* _YOUR OBJECTIVE_
Collect every line of the records below that contains the word "피한정사".

* _EXTRACTED RECORDS_
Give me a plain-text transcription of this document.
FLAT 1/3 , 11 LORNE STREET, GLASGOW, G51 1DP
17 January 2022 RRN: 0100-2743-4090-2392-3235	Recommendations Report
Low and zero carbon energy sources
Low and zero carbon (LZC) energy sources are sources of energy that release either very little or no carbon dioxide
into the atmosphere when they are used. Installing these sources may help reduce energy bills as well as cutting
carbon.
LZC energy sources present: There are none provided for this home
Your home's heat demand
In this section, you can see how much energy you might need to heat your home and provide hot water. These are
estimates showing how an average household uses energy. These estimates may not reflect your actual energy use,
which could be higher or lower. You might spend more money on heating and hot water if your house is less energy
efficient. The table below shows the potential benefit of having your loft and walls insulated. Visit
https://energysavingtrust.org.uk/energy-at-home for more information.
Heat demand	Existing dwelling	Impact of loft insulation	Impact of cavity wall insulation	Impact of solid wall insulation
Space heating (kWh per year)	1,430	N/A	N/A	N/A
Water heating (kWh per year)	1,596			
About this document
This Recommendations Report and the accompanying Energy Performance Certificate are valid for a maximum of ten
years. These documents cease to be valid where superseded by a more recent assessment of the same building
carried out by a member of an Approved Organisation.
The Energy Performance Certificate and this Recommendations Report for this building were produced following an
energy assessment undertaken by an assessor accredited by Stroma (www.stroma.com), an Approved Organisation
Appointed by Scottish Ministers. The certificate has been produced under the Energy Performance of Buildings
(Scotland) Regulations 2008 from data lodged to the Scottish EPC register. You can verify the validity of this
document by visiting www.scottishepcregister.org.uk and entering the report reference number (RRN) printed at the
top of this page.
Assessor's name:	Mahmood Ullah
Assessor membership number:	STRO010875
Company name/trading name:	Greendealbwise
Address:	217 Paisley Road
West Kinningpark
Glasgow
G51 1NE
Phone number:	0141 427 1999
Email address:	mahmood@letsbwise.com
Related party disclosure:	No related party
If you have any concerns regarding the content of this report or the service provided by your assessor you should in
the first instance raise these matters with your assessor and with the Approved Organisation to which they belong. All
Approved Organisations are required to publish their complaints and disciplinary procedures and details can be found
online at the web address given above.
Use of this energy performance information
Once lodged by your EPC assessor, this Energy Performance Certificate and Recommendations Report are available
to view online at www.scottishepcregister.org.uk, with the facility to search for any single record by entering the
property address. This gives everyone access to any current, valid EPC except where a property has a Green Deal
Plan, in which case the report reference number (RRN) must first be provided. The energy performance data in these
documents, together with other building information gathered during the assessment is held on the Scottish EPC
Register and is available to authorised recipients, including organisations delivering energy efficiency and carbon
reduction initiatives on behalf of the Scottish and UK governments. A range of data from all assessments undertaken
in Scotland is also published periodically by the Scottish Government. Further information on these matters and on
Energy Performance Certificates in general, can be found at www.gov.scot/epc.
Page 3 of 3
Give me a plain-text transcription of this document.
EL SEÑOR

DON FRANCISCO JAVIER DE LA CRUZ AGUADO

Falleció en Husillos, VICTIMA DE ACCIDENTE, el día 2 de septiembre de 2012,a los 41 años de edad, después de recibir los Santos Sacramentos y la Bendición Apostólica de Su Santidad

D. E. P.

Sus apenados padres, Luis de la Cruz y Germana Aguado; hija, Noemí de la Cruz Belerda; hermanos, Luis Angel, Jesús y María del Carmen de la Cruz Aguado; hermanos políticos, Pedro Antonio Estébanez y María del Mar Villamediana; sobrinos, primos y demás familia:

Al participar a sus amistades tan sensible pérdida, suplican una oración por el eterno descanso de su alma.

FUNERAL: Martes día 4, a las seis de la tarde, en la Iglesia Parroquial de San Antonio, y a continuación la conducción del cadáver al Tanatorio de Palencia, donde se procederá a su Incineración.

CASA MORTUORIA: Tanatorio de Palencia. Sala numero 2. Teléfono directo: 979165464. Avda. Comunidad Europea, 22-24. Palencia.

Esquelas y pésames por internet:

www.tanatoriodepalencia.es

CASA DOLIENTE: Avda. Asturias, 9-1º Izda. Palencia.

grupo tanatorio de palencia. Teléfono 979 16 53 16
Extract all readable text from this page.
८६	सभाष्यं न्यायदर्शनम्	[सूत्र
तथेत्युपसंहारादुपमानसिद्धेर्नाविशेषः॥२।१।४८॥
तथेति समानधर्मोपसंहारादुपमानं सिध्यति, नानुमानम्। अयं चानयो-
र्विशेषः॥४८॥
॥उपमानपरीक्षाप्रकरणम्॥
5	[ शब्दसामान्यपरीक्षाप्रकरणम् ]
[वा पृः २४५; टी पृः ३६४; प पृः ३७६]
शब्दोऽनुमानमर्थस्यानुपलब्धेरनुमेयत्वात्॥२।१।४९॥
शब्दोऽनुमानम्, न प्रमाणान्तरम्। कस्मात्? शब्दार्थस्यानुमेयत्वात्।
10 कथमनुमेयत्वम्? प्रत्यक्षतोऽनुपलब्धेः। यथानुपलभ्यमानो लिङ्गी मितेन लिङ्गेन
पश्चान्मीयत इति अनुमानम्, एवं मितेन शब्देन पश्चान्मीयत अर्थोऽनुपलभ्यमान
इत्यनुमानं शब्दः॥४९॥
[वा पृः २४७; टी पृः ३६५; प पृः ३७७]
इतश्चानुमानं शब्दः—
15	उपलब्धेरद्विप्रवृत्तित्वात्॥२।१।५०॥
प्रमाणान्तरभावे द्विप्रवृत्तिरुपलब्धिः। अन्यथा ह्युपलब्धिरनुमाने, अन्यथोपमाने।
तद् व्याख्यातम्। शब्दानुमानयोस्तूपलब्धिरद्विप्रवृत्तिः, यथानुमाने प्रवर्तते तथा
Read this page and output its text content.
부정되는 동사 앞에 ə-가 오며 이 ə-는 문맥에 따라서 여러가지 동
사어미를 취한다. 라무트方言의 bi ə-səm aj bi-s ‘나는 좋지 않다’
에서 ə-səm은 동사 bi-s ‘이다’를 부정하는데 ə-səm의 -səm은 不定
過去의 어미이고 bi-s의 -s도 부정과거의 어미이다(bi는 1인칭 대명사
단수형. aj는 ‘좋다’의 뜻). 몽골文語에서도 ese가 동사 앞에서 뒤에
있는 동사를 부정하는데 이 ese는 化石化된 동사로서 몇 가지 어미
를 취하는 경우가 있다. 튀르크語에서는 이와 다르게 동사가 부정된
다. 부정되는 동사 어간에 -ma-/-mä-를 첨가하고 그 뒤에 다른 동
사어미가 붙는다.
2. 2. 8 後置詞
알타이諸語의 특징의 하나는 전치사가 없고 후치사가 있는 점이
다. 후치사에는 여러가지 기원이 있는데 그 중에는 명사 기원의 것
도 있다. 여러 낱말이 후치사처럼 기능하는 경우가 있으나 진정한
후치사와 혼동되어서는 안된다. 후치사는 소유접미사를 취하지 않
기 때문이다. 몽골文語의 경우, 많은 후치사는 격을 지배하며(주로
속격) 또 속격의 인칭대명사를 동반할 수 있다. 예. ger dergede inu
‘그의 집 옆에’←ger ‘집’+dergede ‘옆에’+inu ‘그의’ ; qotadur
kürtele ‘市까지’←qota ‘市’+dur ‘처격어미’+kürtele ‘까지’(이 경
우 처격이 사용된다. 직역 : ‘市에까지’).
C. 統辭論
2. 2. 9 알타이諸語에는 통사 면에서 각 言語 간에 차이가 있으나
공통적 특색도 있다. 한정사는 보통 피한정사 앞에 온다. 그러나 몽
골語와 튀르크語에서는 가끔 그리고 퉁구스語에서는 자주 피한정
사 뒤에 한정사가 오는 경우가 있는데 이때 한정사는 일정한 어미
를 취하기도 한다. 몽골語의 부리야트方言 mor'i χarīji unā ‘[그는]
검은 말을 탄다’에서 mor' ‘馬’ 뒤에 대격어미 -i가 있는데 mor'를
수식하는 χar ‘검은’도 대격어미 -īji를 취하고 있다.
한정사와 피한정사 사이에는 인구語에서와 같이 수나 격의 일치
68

* _WRITTEN ANSWER_
공통적 특색도 있다. 한정사는 보통 피한정사 앞에 온다. 그러나 몽
한정사와 피한정사 사이에는 인구語에서와 같이 수나 격의 일치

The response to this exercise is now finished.